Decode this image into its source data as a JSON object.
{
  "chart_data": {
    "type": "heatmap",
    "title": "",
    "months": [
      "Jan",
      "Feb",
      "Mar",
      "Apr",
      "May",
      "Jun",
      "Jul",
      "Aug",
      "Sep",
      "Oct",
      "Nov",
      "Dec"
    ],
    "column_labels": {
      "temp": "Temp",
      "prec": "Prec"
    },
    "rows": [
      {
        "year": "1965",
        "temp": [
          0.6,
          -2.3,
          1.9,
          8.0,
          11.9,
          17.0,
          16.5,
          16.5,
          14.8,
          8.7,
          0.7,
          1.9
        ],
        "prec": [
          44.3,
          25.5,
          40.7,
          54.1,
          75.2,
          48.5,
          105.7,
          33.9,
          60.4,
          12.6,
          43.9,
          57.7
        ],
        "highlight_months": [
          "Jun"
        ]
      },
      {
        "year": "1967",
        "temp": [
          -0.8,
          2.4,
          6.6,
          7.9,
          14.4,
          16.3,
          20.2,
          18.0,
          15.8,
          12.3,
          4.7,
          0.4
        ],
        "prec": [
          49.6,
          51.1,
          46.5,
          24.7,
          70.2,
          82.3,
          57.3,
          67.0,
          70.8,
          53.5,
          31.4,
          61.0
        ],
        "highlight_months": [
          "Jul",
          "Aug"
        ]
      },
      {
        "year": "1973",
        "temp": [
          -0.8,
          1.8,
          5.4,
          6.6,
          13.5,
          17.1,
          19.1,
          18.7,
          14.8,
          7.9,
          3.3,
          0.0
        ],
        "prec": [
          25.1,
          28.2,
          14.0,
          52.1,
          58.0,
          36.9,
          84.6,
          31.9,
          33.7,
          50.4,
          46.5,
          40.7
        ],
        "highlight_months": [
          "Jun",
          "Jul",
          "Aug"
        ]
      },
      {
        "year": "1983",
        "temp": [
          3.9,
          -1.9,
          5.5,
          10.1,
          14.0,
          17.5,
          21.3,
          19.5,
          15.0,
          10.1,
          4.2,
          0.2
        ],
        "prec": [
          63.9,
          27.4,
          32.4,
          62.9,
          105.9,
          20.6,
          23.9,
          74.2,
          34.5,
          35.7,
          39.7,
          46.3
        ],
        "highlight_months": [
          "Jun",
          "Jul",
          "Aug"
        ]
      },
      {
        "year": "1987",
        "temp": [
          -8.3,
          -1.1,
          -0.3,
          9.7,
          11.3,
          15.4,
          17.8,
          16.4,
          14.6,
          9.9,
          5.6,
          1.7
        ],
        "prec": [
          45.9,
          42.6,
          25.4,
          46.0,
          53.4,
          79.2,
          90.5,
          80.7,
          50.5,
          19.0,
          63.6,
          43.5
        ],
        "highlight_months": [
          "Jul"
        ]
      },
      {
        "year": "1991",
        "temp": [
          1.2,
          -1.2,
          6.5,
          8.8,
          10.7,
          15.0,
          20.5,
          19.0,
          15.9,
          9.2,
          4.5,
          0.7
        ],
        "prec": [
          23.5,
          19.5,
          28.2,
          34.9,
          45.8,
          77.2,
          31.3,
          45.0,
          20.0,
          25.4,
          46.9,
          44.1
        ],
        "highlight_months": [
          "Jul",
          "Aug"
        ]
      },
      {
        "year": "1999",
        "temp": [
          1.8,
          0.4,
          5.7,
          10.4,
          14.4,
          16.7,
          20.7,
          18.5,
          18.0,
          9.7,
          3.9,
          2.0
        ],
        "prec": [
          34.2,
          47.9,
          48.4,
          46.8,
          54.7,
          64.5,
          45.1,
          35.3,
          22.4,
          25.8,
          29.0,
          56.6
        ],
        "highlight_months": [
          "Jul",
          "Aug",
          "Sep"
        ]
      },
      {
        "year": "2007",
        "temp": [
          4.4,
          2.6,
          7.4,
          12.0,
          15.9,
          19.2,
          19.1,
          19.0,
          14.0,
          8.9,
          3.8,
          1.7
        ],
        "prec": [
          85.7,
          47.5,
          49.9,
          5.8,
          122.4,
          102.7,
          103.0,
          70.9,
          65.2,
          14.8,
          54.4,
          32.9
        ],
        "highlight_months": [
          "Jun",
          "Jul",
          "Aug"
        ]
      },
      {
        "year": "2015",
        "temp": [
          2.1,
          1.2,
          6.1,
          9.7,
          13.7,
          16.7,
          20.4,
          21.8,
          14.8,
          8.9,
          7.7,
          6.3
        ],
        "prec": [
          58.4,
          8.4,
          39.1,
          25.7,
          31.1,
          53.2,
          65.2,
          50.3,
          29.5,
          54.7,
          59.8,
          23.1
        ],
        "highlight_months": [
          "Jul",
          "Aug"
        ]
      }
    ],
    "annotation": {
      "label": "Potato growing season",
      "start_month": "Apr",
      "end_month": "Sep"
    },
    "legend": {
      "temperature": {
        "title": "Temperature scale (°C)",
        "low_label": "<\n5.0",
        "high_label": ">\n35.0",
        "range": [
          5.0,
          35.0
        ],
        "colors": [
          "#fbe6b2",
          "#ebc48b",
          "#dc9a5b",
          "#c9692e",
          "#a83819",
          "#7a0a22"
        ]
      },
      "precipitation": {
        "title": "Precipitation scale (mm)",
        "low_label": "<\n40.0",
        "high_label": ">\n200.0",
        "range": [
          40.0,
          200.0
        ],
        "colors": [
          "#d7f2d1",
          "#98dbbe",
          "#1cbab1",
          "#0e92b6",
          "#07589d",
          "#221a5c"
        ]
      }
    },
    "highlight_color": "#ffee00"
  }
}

* _Exercise task_
The records above are to be repeated exactly, in their entirety.

* _Written reply_
Decode this image into its source data as a JSON object.
{
  "chart_data": {
    "type": "heatmap",
    "title": "",
    "months": [
      "Jan",
      "Feb",
      "Mar",
      "Apr",
      "May",
      "Jun",
      "Jul",
      "Aug",
      "Sep",
      "Oct",
      "Nov",
      "Dec"
    ],
    "column_labels": {
      "temp": "Temp",
      "prec": "Prec"
    },
    "rows": [
      {
        "year": "1965",
        "temp": [
          0.6,
          -2.3,
          1.9,
          8.0,
          11.9,
          17.0,
          16.5,
          16.5,
          14.8,
          8.7,
          0.7,
          1.9
        ],
        "prec": [
          44.3,
          25.5,
          40.7,
          54.1,
          75.2,
          48.5,
          105.7,
          33.9,
          60.4,
          12.6,
          43.9,
          57.7
        ],
        "highlight_months": [
          "Jun"
        ]
      },
      {
        "year": "1967",
        "temp": [
          -0.8,
          2.4,
          6.6,
          7.9,
          14.4,
          16.3,
          20.2,
          18.0,
          15.8,
          12.3,
          4.7,
          0.4
        ],
        "prec": [
          49.6,
          51.1,
          46.5,
          24.7,
          70.2,
          82.3,
          57.3,
          67.0,
          70.8,
          53.5,
          31.4,
          61.0
        ],
        "highlight_months": [
          "Jul",
          "Aug"
        ]
      },
      {
        "year": "1973",
        "temp": [
          -0.8,
          1.8,
          5.4,
          6.6,
          13.5,
          17.1,
          19.1,
          18.7,
          14.8,
          7.9,
          3.3,
          0.0
        ],
        "prec": [
          25.1,
          28.2,
          14.0,
          52.1,
          58.0,
          36.9,
          84.6,
          31.9,
          33.7,
          50.4,
          46.5,
          40.7
        ],
        "highlight_months": [
          "Jun",
          "Jul",
          "Aug"
        ]
      },
      {
        "year": "1983",
        "temp": [
          3.9,
          -1.9,
          5.5,
          10.1,
          14.0,
          17.5,
          21.3,
          19.5,
          15.0,
          10.1,
          4.2,
          0.2
        ],
        "prec": [
          63.9,
          27.4,
          32.4,
          62.9,
          105.9,
          20.6,
          23.9,
          74.2,
          34.5,
          35.7,
          39.7,
          46.3
        ],
        "highlight_months": [
          "Jun",
          "Jul",
          "Aug"
        ]
      },
      {
        "year": "1987",
        "temp": [
          -8.3,
          -1.1,
          -0.3,
          9.7,
          11.3,
          15.4,
          17.8,
          16.4,
          14.6,
          9.9,
          5.6,
          1.7
        ],
        "prec": [
          45.9,
          42.6,
          25.4,
          46.0,
          53.4,
          79.2,
          90.5,
          80.7,
          50.5,
          19.0,
          63.6,
          43.5
        ],
        "highlight_months": [
          "Jul"
        ]
      },
      {
        "year": "1991",
        "temp": [
          1.2,
          -1.2,
          6.5,
          8.8,
          10.7,
          15.0,
          20.5,
          19.0,
          15.9,
          9.2,
          4.5,
          0.7
        ],
        "prec": [
          23.5,
          19.5,
          28.2,
          34.9,
          45.8,
          77.2,
          31.3,
          45.0,
          20.0,
          25.4,
          46.9,
          44.1
        ],
        "highlight_months": [
          "Jul",
          "Aug"
        ]
      },
      {
        "year": "1999",
        "temp": [
          1.8,
          0.4,
          5.7,
          10.4,
          14.4,
          16.7,
          20.7,
          18.5,
          18.0,
          9.7,
          3.9,
          2.0
        ],
        "prec": [
          34.2,
          47.9,
          48.4,
          46.8,
          54.7,
          64.5,
          45.1,
          35.3,
          22.4,
          25.8,
          29.0,
          56.6
        ],
        "highlight_months": [
          "Jul",
          "Aug",
          "Sep"
        ]
      },
      {
        "year": "2007",
        "temp": [
          4.4,
          2.6,
          7.4,
          12.0,
          15.9,
          19.2,
          19.1,
          19.0,
          14.0,
          8.9,
          3.8,
          1.7
        ],
        "prec": [
          85.7,
          47.5,
          49.9,
          5.8,
          122.4,
          102.7,
          103.0,
          70.9,
          65.2,
          14.8,
          54.4,
          32.9
        ],
        "highlight_months": [
          "Jun",
          "Jul",
          "Aug"
        ]
      },
      {
        "year": "2015",
        "temp": [
          2.1,
          1.2,
          6.1,
          9.7,
          13.7,
          16.7,
          20.4,
          21.8,
          14.8,
          8.9,
          7.7,
          6.3
        ],
        "prec": [
          58.4,
          8.4,
          39.1,
          25.7,
          31.1,
          53.2,
          65.2,
          50.3,
          29.5,
          54.7,
          59.8,
          23.1
        ],
        "highlight_months": [
          "Jul",
          "Aug"
        ]
      }
    ],
    "annotation": {
      "label": "Potato growing season",
      "start_month": "Apr",
      "end_month": "Sep"
    },
    "legend": {
      "temperature": {
        "title": "Temperature scale (°C)",
        "low_label": "<\n5.0",
        "high_label": ">\n35.0",
        "range": [
          5.0,
          35.0
        ],
        "colors": [
          "#fbe6b2",
          "#ebc48b",
          "#dc9a5b",
          "#c9692e",
          "#a83819",
          "#7a0a22"
        ]
      },
      "precipitation": {
        "title": "Precipitation scale (mm)",
        "low_label": "<\n40.0",
        "high_label": ">\n200.0",
        "range": [
          40.0,
          200.0
        ],
        "colors": [
          "#d7f2d1",
          "#98dbbe",
          "#1cbab1",
          "#0e92b6",
          "#07589d",
          "#221a5c"
        ]
      }
    },
    "highlight_color": "#ffee00"
  }
}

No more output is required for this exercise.